Aim of the task: Please determine how many lines of the material include the word "ognuno", and respond with nothing but that number.
— BEGIN Records supplied —
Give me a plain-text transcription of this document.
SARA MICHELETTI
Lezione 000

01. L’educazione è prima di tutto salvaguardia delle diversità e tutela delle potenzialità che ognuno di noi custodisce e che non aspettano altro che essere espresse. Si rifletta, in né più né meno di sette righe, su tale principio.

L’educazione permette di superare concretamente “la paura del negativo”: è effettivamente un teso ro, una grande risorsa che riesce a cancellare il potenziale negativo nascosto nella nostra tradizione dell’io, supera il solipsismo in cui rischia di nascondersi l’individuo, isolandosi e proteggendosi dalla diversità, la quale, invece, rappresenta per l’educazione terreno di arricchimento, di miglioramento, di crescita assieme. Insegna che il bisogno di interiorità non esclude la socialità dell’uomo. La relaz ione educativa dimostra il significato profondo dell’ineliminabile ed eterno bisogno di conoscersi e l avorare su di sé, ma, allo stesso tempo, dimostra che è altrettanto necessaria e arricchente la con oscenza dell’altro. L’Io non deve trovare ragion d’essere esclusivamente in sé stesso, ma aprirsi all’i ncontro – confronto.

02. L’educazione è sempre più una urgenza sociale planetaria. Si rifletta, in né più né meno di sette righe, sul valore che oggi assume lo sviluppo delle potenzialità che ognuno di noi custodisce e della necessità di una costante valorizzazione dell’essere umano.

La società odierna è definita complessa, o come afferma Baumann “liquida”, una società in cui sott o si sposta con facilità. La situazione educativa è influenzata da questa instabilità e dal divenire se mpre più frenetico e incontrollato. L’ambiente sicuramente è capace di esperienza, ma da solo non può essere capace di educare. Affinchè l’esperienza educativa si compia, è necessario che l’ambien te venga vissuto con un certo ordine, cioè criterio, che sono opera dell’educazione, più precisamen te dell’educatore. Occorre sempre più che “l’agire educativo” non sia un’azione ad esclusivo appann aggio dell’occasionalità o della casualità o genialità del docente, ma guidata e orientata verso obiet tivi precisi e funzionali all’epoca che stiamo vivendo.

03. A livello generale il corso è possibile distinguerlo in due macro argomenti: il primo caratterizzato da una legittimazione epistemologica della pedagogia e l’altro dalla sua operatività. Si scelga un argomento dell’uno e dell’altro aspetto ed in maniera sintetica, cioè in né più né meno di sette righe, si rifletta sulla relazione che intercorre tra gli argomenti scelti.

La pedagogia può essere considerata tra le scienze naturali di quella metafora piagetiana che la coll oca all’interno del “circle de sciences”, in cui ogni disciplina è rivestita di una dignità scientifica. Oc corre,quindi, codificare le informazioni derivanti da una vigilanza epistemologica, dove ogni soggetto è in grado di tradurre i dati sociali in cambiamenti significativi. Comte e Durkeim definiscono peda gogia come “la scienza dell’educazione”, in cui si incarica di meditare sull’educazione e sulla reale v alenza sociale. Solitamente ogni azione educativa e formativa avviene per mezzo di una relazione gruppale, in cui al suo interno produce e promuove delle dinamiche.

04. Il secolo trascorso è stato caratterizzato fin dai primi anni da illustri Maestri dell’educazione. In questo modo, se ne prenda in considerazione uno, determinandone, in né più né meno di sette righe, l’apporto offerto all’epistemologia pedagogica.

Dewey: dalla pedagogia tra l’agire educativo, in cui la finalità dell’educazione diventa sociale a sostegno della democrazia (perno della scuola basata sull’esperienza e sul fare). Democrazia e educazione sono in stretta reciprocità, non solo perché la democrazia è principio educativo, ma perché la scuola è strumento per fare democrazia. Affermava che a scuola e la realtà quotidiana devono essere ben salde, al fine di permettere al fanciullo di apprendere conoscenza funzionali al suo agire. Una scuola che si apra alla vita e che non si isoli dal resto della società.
— END Records supplied —
Complete answer: 2